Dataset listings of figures
'''

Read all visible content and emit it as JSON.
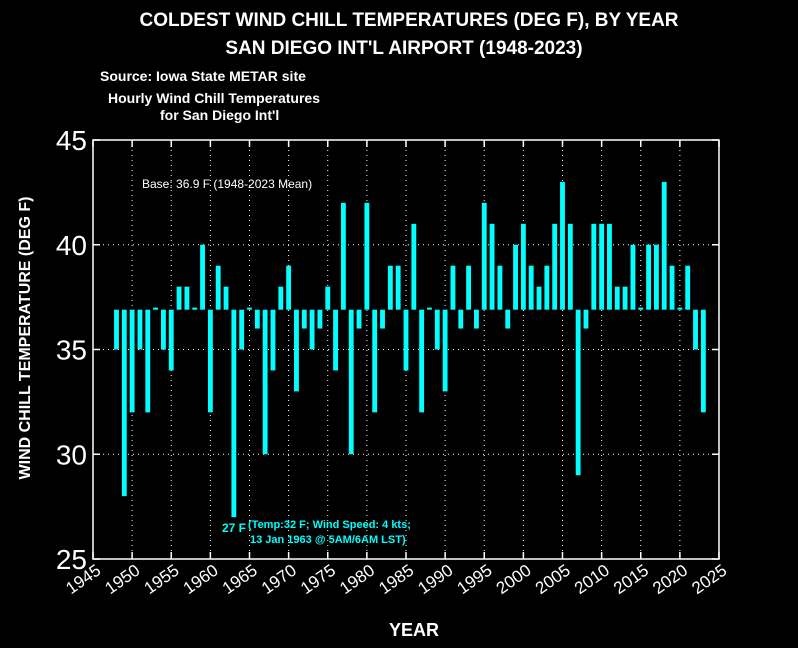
{
  "chart_data": {
    "type": "bar",
    "title": "COLDEST WIND CHILL TEMPERATURES (DEG F), BY YEAR",
    "subtitle": "SAN DIEGO INT'L AIRPORT (1948-2023)",
    "source_lines": [
      "Source: Iowa State METAR site",
      "Hourly Wind Chill Temperatures",
      "for San Diego Int'l"
    ],
    "xlabel": "YEAR",
    "ylabel": "WIND CHILL TEMPERATURE (DEG F)",
    "xlim": [
      1945,
      2025
    ],
    "ylim": [
      25,
      45
    ],
    "xticks": [
      1945,
      1950,
      1955,
      1960,
      1965,
      1970,
      1975,
      1980,
      1985,
      1990,
      1995,
      2000,
      2005,
      2010,
      2015,
      2020,
      2025
    ],
    "yticks": [
      25,
      30,
      35,
      40,
      45
    ],
    "grid": true,
    "base": 36.9,
    "base_label": "Base: 36.9 F (1948-2023 Mean)",
    "bar_color": "#00ffff",
    "x": [
      1948,
      1949,
      1950,
      1951,
      1952,
      1953,
      1954,
      1955,
      1956,
      1957,
      1958,
      1959,
      1960,
      1961,
      1962,
      1963,
      1964,
      1965,
      1966,
      1967,
      1968,
      1969,
      1970,
      1971,
      1972,
      1973,
      1974,
      1975,
      1976,
      1977,
      1978,
      1979,
      1980,
      1981,
      1982,
      1983,
      1984,
      1985,
      1986,
      1987,
      1988,
      1989,
      1990,
      1991,
      1992,
      1993,
      1994,
      1995,
      1996,
      1997,
      1998,
      1999,
      2000,
      2001,
      2002,
      2003,
      2004,
      2005,
      2006,
      2007,
      2008,
      2009,
      2010,
      2011,
      2012,
      2013,
      2014,
      2015,
      2016,
      2017,
      2018,
      2019,
      2020,
      2021,
      2022,
      2023
    ],
    "values": [
      35,
      28,
      32,
      35,
      32,
      37,
      35,
      34,
      38,
      38,
      37,
      40,
      32,
      39,
      38,
      27,
      35,
      37,
      36,
      30,
      34,
      38,
      39,
      33,
      36,
      35,
      36,
      38,
      34,
      42,
      30,
      36,
      42,
      32,
      36,
      39,
      39,
      34,
      41,
      32,
      37,
      35,
      33,
      39,
      36,
      39,
      36,
      42,
      41,
      39,
      36,
      40,
      41,
      39,
      38,
      39,
      41,
      43,
      41,
      29,
      36,
      41,
      41,
      41,
      38,
      38,
      40,
      37,
      40,
      40,
      43,
      39,
      37,
      39,
      35,
      32
    ],
    "annotation": {
      "label": "27 F",
      "detail_lines": [
        "(Temp:32 F; Wind Speed: 4 kts;",
        "13 Jan 1963 @ 5AM/6AM LST)"
      ],
      "color": "#00ffff"
    }
  }
}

'''

[YOUR GOAL] Leave out the pictures and transcribe everything else exactly.

[FULL RESPONSE]
Read all visible content and emit it as JSON.
{
  "chart_data": {
    "type": "bar",
    "title": "COLDEST WIND CHILL TEMPERATURES (DEG F), BY YEAR",
    "subtitle": "SAN DIEGO INT'L AIRPORT (1948-2023)",
    "source_lines": [
      "Source: Iowa State METAR site",
      "Hourly Wind Chill Temperatures",
      "for San Diego Int'l"
    ],
    "xlabel": "YEAR",
    "ylabel": "WIND CHILL TEMPERATURE (DEG F)",
    "xlim": [
      1945,
      2025
    ],
    "ylim": [
      25,
      45
    ],
    "xticks": [
      1945,
      1950,
      1955,
      1960,
      1965,
      1970,
      1975,
      1980,
      1985,
      1990,
      1995,
      2000,
      2005,
      2010,
      2015,
      2020,
      2025
    ],
    "yticks": [
      25,
      30,
      35,
      40,
      45
    ],
    "grid": true,
    "base": 36.9,
    "base_label": "Base: 36.9 F (1948-2023 Mean)",
    "bar_color": "#00ffff",
    "x": [
      1948,
      1949,
      1950,
      1951,
      1952,
      1953,
      1954,
      1955,
      1956,
      1957,
      1958,
      1959,
      1960,
      1961,
      1962,
      1963,
      1964,
      1965,
      1966,
      1967,
      1968,
      1969,
      1970,
      1971,
      1972,
      1973,
      1974,
      1975,
      1976,
      1977,
      1978,
      1979,
      1980,
      1981,
      1982,
      1983,
      1984,
      1985,
      1986,
      1987,
      1988,
      1989,
      1990,
      1991,
      1992,
      1993,
      1994,
      1995,
      1996,
      1997,
      1998,
      1999,
      2000,
      2001,
      2002,
      2003,
      2004,
      2005,
      2006,
      2007,
      2008,
      2009,
      2010,
      2011,
      2012,
      2013,
      2014,
      2015,
      2016,
      2017,
      2018,
      2019,
      2020,
      2021,
      2022,
      2023
    ],
    "values": [
      35,
      28,
      32,
      35,
      32,
      37,
      35,
      34,
      38,
      38,
      37,
      40,
      32,
      39,
      38,
      27,
      35,
      37,
      36,
      30,
      34,
      38,
      39,
      33,
      36,
      35,
      36,
      38,
      34,
      42,
      30,
      36,
      42,
      32,
      36,
      39,
      39,
      34,
      41,
      32,
      37,
      35,
      33,
      39,
      36,
      39,
      36,
      42,
      41,
      39,
      36,
      40,
      41,
      39,
      38,
      39,
      41,
      43,
      41,
      29,
      36,
      41,
      41,
      41,
      38,
      38,
      40,
      37,
      40,
      40,
      43,
      39,
      37,
      39,
      35,
      32
    ],
    "annotation": {
      "label": "27 F",
      "detail_lines": [
        "(Temp:32 F; Wind Speed: 4 kts;",
        "13 Jan 1963 @ 5AM/6AM LST)"
      ],
      "color": "#00ffff"
    }
  }
}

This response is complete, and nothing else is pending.